__What the exercise asks__. Print the whole listing exactly.
+ + + +
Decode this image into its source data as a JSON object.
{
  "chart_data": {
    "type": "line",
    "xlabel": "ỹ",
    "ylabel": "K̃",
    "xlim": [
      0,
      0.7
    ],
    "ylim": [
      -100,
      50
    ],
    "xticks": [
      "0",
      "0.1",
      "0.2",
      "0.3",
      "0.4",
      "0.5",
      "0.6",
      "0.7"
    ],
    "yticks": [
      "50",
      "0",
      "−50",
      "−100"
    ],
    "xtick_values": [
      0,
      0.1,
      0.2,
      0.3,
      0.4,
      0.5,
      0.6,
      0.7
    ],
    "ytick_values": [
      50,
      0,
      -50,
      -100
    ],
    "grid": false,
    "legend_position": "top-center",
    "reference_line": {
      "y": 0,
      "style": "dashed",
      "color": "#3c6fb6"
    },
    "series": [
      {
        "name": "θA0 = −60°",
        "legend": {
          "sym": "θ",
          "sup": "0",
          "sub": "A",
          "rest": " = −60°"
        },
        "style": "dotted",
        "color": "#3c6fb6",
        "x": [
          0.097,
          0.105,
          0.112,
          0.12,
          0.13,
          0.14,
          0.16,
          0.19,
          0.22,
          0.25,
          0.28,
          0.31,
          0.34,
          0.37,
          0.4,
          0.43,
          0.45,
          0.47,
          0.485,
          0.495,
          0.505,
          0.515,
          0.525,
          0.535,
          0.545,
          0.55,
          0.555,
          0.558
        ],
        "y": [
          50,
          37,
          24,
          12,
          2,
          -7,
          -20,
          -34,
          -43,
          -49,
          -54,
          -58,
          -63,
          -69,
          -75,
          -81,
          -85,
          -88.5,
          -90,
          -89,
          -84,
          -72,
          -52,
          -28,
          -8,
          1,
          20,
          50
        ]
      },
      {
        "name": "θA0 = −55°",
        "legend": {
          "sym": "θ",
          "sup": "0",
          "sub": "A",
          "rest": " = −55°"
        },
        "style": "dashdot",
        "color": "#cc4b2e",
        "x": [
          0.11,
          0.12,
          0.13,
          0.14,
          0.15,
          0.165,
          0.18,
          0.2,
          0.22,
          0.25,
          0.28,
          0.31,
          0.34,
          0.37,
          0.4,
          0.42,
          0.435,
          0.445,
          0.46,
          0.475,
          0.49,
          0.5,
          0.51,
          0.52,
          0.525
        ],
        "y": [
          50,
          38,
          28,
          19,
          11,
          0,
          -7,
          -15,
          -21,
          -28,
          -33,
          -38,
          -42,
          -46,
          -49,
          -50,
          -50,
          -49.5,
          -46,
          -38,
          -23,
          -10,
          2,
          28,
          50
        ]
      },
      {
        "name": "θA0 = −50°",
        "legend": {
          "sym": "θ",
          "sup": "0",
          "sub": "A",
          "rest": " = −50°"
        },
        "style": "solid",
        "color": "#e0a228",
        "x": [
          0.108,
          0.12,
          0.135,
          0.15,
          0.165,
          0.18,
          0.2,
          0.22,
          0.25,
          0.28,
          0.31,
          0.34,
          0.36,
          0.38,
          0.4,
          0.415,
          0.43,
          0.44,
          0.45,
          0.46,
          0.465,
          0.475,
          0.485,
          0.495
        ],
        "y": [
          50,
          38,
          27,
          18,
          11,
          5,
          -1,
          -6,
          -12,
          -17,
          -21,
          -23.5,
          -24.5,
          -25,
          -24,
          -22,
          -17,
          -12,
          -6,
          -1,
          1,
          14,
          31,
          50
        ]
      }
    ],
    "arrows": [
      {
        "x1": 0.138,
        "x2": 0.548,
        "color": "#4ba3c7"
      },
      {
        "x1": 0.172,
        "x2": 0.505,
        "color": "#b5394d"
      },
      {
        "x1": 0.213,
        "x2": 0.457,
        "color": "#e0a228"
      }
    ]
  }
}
+ + + +
__Answer to the task__.
Decode this image into its source data as a JSON object.
{
  "chart_data": {
    "type": "line",
    "xlabel": "ỹ",
    "ylabel": "K̃",
    "xlim": [
      0,
      0.7
    ],
    "ylim": [
      -100,
      50
    ],
    "xticks": [
      "0",
      "0.1",
      "0.2",
      "0.3",
      "0.4",
      "0.5",
      "0.6",
      "0.7"
    ],
    "yticks": [
      "50",
      "0",
      "−50",
      "−100"
    ],
    "xtick_values": [
      0,
      0.1,
      0.2,
      0.3,
      0.4,
      0.5,
      0.6,
      0.7
    ],
    "ytick_values": [
      50,
      0,
      -50,
      -100
    ],
    "grid": false,
    "legend_position": "top-center",
    "reference_line": {
      "y": 0,
      "style": "dashed",
      "color": "#3c6fb6"
    },
    "series": [
      {
        "name": "θA0 = −60°",
        "legend": {
          "sym": "θ",
          "sup": "0",
          "sub": "A",
          "rest": " = −60°"
        },
        "style": "dotted",
        "color": "#3c6fb6",
        "x": [
          0.097,
          0.105,
          0.112,
          0.12,
          0.13,
          0.14,
          0.16,
          0.19,
          0.22,
          0.25,
          0.28,
          0.31,
          0.34,
          0.37,
          0.4,
          0.43,
          0.45,
          0.47,
          0.485,
          0.495,
          0.505,
          0.515,
          0.525,
          0.535,
          0.545,
          0.55,
          0.555,
          0.558
        ],
        "y": [
          50,
          37,
          24,
          12,
          2,
          -7,
          -20,
          -34,
          -43,
          -49,
          -54,
          -58,
          -63,
          -69,
          -75,
          -81,
          -85,
          -88.5,
          -90,
          -89,
          -84,
          -72,
          -52,
          -28,
          -8,
          1,
          20,
          50
        ]
      },
      {
        "name": "θA0 = −55°",
        "legend": {
          "sym": "θ",
          "sup": "0",
          "sub": "A",
          "rest": " = −55°"
        },
        "style": "dashdot",
        "color": "#cc4b2e",
        "x": [
          0.11,
          0.12,
          0.13,
          0.14,
          0.15,
          0.165,
          0.18,
          0.2,
          0.22,
          0.25,
          0.28,
          0.31,
          0.34,
          0.37,
          0.4,
          0.42,
          0.435,
          0.445,
          0.46,
          0.475,
          0.49,
          0.5,
          0.51,
          0.52,
          0.525
        ],
        "y": [
          50,
          38,
          28,
          19,
          11,
          0,
          -7,
          -15,
          -21,
          -28,
          -33,
          -38,
          -42,
          -46,
          -49,
          -50,
          -50,
          -49.5,
          -46,
          -38,
          -23,
          -10,
          2,
          28,
          50
        ]
      },
      {
        "name": "θA0 = −50°",
        "legend": {
          "sym": "θ",
          "sup": "0",
          "sub": "A",
          "rest": " = −50°"
        },
        "style": "solid",
        "color": "#e0a228",
        "x": [
          0.108,
          0.12,
          0.135,
          0.15,
          0.165,
          0.18,
          0.2,
          0.22,
          0.25,
          0.28,
          0.31,
          0.34,
          0.36,
          0.38,
          0.4,
          0.415,
          0.43,
          0.44,
          0.45,
          0.46,
          0.465,
          0.475,
          0.485,
          0.495
        ],
        "y": [
          50,
          38,
          27,
          18,
          11,
          5,
          -1,
          -6,
          -12,
          -17,
          -21,
          -23.5,
          -24.5,
          -25,
          -24,
          -22,
          -17,
          -12,
          -6,
          -1,
          1,
          14,
          31,
          50
        ]
      }
    ],
    "arrows": [
      {
        "x1": 0.138,
        "x2": 0.548,
        "color": "#4ba3c7"
      },
      {
        "x1": 0.172,
        "x2": 0.505,
        "color": "#b5394d"
      },
      {
        "x1": 0.213,
        "x2": 0.457,
        "color": "#e0a228"
      }
    ]
  }
}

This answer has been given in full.